— start ITEMS —

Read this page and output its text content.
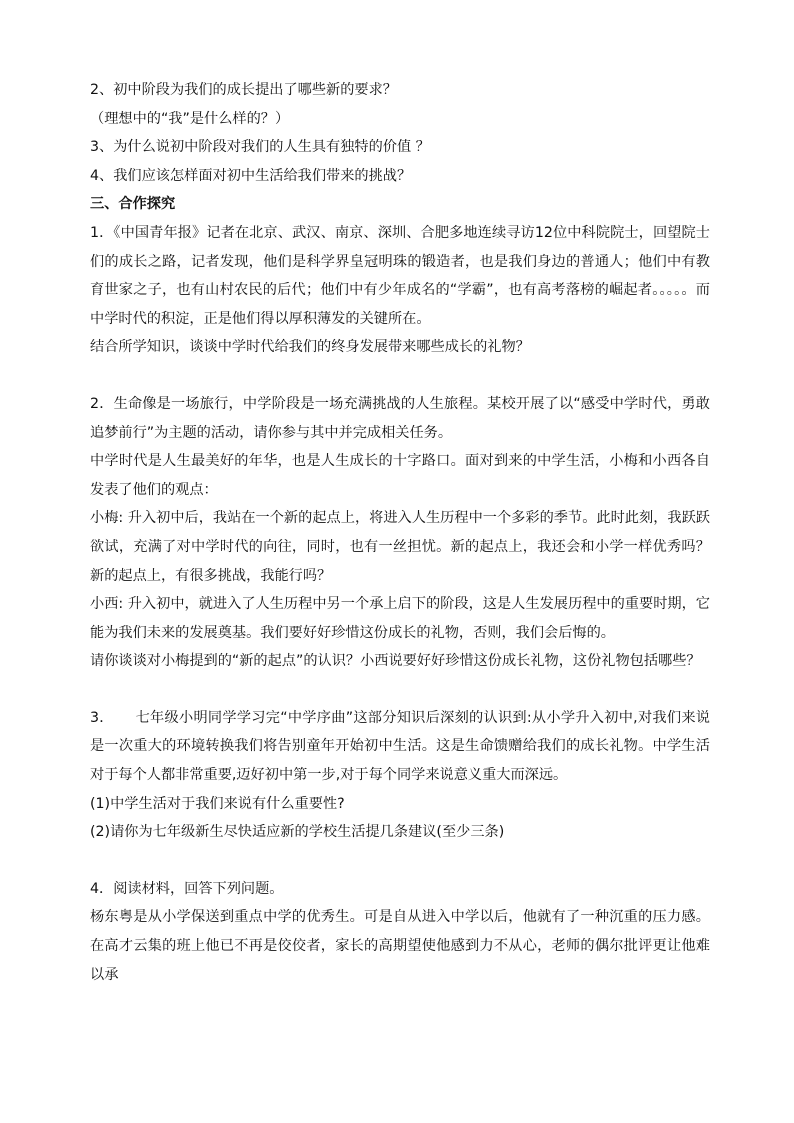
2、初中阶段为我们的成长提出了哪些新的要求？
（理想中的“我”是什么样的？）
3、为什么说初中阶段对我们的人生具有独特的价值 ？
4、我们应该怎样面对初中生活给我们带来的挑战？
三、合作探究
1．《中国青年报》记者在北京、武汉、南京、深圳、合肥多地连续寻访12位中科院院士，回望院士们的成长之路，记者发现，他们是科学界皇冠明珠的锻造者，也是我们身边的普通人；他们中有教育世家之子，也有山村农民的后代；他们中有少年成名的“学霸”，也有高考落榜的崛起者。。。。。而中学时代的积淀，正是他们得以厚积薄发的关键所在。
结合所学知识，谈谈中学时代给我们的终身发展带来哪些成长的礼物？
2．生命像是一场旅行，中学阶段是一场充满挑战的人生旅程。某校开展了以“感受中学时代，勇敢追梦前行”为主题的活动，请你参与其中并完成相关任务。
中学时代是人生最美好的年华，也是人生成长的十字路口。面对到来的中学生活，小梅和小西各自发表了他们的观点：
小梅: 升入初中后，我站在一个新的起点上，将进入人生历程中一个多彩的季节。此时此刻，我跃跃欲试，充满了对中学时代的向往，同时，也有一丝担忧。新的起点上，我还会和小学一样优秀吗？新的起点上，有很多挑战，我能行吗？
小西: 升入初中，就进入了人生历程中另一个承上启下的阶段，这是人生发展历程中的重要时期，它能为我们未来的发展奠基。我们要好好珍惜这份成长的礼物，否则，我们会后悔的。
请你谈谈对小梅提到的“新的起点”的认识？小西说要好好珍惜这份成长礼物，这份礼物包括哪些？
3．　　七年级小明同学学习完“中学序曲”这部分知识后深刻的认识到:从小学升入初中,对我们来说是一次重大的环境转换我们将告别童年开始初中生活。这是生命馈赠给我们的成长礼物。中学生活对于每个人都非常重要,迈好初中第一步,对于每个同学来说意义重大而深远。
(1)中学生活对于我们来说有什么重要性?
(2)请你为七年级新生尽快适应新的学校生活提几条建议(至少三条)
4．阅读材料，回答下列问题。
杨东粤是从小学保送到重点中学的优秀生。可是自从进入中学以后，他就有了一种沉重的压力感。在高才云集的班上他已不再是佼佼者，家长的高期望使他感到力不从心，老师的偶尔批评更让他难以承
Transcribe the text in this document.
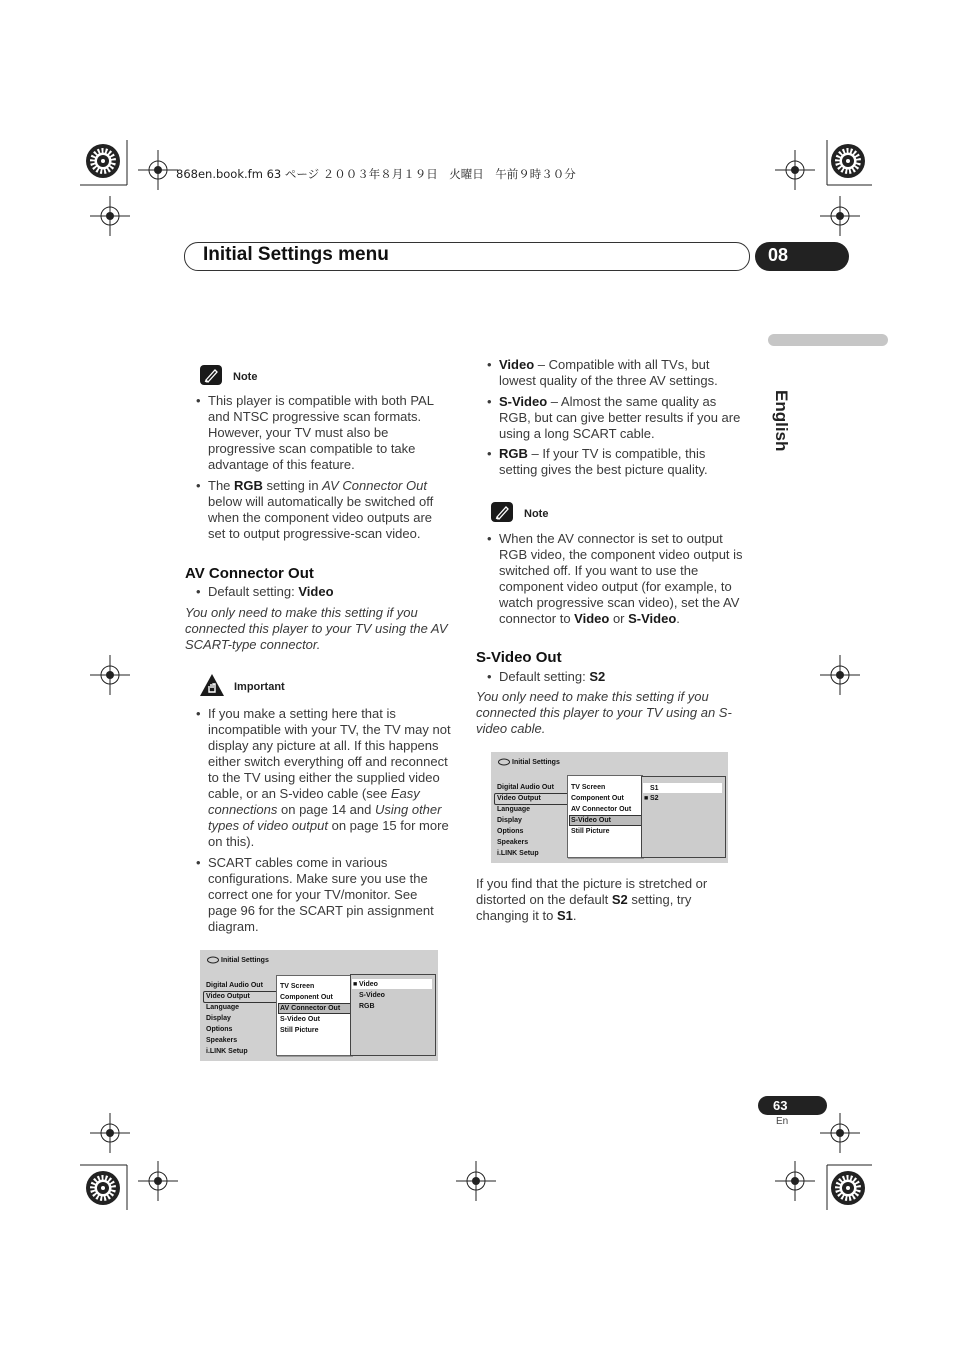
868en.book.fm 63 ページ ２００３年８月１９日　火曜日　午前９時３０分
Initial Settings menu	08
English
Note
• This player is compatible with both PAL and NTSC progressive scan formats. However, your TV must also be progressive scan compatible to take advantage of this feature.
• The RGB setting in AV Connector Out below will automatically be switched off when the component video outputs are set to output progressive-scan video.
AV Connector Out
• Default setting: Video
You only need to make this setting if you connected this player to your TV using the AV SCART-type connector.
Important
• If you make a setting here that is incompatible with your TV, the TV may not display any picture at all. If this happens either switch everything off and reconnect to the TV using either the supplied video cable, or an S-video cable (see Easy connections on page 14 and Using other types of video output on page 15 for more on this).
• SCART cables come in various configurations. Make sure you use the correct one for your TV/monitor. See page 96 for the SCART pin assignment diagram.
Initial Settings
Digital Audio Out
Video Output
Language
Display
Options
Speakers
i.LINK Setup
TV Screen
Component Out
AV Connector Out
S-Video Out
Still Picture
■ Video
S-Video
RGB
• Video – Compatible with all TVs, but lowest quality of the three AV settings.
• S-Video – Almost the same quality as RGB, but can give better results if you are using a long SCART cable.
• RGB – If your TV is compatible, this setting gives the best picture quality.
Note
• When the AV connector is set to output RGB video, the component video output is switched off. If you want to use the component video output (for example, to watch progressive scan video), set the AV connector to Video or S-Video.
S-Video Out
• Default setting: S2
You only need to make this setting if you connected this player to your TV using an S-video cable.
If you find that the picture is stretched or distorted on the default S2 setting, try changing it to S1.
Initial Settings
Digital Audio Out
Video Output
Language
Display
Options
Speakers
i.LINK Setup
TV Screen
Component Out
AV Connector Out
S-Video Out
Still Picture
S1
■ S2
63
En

— end ITEMS —

▶ [YOUR GOAL] Reproduce each line holding the word "only".

▶ [OUTPUT]
You only need to make this setting if you connected this player to your TV using the AV SCART-type connector.
You only need to make this setting if you connected this player to your TV using an S-video cable.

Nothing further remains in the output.